* _Stated task_:
Output all of the data below exactly as given.

* _Dataset records_:
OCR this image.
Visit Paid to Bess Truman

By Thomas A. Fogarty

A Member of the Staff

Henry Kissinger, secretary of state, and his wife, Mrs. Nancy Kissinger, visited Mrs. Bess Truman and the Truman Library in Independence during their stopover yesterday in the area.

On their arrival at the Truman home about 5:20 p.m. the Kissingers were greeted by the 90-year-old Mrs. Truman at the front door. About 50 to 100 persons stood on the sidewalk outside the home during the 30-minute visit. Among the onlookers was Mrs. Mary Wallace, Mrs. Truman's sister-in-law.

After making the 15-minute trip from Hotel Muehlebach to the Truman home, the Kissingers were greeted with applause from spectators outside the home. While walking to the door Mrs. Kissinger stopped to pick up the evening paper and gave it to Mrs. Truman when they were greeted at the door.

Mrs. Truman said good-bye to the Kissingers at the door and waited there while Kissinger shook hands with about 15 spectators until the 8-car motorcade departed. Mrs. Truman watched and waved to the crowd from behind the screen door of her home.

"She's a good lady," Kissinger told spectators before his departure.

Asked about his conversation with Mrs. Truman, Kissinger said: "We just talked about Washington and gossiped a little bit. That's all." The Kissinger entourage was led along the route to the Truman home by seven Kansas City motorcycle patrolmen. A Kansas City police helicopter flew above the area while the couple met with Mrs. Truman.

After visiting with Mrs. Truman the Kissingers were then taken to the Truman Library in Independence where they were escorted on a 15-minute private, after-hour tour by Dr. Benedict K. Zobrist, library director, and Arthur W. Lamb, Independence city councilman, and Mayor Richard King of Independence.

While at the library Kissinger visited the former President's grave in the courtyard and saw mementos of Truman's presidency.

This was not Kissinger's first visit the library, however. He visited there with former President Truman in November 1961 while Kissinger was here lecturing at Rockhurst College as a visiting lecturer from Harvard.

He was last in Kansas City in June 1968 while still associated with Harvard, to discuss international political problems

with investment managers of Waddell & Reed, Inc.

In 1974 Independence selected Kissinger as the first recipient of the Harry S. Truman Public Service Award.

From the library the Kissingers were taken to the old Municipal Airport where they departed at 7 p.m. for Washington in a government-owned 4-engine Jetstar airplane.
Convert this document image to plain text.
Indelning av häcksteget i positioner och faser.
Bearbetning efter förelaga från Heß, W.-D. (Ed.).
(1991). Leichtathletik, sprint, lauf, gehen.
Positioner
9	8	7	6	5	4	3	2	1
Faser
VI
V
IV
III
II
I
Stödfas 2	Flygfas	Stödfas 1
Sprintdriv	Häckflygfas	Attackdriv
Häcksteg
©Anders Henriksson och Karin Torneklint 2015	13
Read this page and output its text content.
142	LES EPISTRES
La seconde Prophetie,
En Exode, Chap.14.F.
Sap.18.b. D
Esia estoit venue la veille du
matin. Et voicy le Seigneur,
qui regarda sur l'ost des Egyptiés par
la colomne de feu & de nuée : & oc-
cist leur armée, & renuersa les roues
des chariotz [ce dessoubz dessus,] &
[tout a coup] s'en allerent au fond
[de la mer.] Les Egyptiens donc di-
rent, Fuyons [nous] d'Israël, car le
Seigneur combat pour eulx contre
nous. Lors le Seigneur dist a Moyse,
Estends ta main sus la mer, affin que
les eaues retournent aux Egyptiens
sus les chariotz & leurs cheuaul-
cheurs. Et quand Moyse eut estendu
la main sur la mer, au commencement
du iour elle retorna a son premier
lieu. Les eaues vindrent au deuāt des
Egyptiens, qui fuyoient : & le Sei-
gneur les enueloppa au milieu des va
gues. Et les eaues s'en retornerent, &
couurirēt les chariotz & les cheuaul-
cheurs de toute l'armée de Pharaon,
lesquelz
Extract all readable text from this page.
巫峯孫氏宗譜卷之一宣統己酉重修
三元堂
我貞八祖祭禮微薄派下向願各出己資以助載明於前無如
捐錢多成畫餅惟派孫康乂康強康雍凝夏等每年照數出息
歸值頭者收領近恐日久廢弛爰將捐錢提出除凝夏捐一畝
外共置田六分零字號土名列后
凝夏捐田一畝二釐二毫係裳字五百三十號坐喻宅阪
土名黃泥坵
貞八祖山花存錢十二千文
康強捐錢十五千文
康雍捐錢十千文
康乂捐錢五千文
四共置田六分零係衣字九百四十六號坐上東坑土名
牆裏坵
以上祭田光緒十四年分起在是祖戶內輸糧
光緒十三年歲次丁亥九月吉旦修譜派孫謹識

* _Solution below_:
OCR this image.
Visit Paid to Bess Truman

By Thomas A. Fogarty

A Member of the Staff

Henry Kissinger, secretary of state, and his wife, Mrs. Nancy Kissinger, visited Mrs. Bess Truman and the Truman Library in Independence during their stopover yesterday in the area.

On their arrival at the Truman home about 5:20 p.m. the Kissingers were greeted by the 90-year-old Mrs. Truman at the front door. About 50 to 100 persons stood on the sidewalk outside the home during the 30-minute visit. Among the onlookers was Mrs. Mary Wallace, Mrs. Truman's sister-in-law.

After making the 15-minute trip from Hotel Muehlebach to the Truman home, the Kissingers were greeted with applause from spectators outside the home. While walking to the door Mrs. Kissinger stopped to pick up the evening paper and gave it to Mrs. Truman when they were greeted at the door.

Mrs. Truman said good-bye to the Kissingers at the door and waited there while Kissinger shook hands with about 15 spectators until the 8-car motorcade departed. Mrs. Truman watched and waved to the crowd from behind the screen door of her home.

"She's a good lady," Kissinger told spectators before his departure.

Asked about his conversation with Mrs. Truman, Kissinger said: "We just talked about Washington and gossiped a little bit. That's all." The Kissinger entourage was led along the route to the Truman home by seven Kansas City motorcycle patrolmen. A Kansas City police helicopter flew above the area while the couple met with Mrs. Truman.

After visiting with Mrs. Truman the Kissingers were then taken to the Truman Library in Independence where they were escorted on a 15-minute private, after-hour tour by Dr. Benedict K. Zobrist, library director, and Arthur W. Lamb, Independence city councilman, and Mayor Richard King of Independence.

While at the library Kissinger visited the former President's grave in the courtyard and saw mementos of Truman's presidency.

This was not Kissinger's first visit the library, however. He visited there with former President Truman in November 1961 while Kissinger was here lecturing at Rockhurst College as a visiting lecturer from Harvard.

He was last in Kansas City in June 1968 while still associated with Harvard, to discuss international political problems

with investment managers of Waddell & Reed, Inc.

In 1974 Independence selected Kissinger as the first recipient of the Harry S. Truman Public Service Award.

From the library the Kissingers were taken to the old Municipal Airport where they departed at 7 p.m. for Washington in a government-owned 4-engine Jetstar airplane.
Convert this document image to plain text.
Indelning av häcksteget i positioner och faser.
Bearbetning efter förelaga från Heß, W.-D. (Ed.).
(1991). Leichtathletik, sprint, lauf, gehen.
Positioner
9	8	7	6	5	4	3	2	1
Faser
VI
V
IV
III
II
I
Stödfas 2	Flygfas	Stödfas 1
Sprintdriv	Häckflygfas	Attackdriv
Häcksteg
©Anders Henriksson och Karin Torneklint 2015	13
Read this page and output its text content.
142	LES EPISTRES
La seconde Prophetie,
En Exode, Chap.14.F.
Sap.18.b. D
Esia estoit venue la veille du
matin. Et voicy le Seigneur,
qui regarda sur l'ost des Egyptiés par
la colomne de feu & de nuée : & oc-
cist leur armée, & renuersa les roues
des chariotz [ce dessoubz dessus,] &
[tout a coup] s'en allerent au fond
[de la mer.] Les Egyptiens donc di-
rent, Fuyons [nous] d'Israël, car le
Seigneur combat pour eulx contre
nous. Lors le Seigneur dist a Moyse,
Estends ta main sus la mer, affin que
les eaues retournent aux Egyptiens
sus les chariotz & leurs cheuaul-
cheurs. Et quand Moyse eut estendu
la main sur la mer, au commencement
du iour elle retorna a son premier
lieu. Les eaues vindrent au deuāt des
Egyptiens, qui fuyoient : & le Sei-
gneur les enueloppa au milieu des va
gues. Et les eaues s'en retornerent, &
couurirēt les chariotz & les cheuaul-
cheurs de toute l'armée de Pharaon,
lesquelz
Extract all readable text from this page.
巫峯孫氏宗譜卷之一宣統己酉重修
三元堂
我貞八祖祭禮微薄派下向願各出己資以助載明於前無如
捐錢多成畫餅惟派孫康乂康強康雍凝夏等每年照數出息
歸值頭者收領近恐日久廢弛爰將捐錢提出除凝夏捐一畝
外共置田六分零字號土名列后
凝夏捐田一畝二釐二毫係裳字五百三十號坐喻宅阪
土名黃泥坵
貞八祖山花存錢十二千文
康強捐錢十五千文
康雍捐錢十千文
康乂捐錢五千文
四共置田六分零係衣字九百四十六號坐上東坑土名
牆裏坵
以上祭田光緒十四年分起在是祖戶內輸糧
光緒十三年歲次丁亥九月吉旦修譜派孫謹識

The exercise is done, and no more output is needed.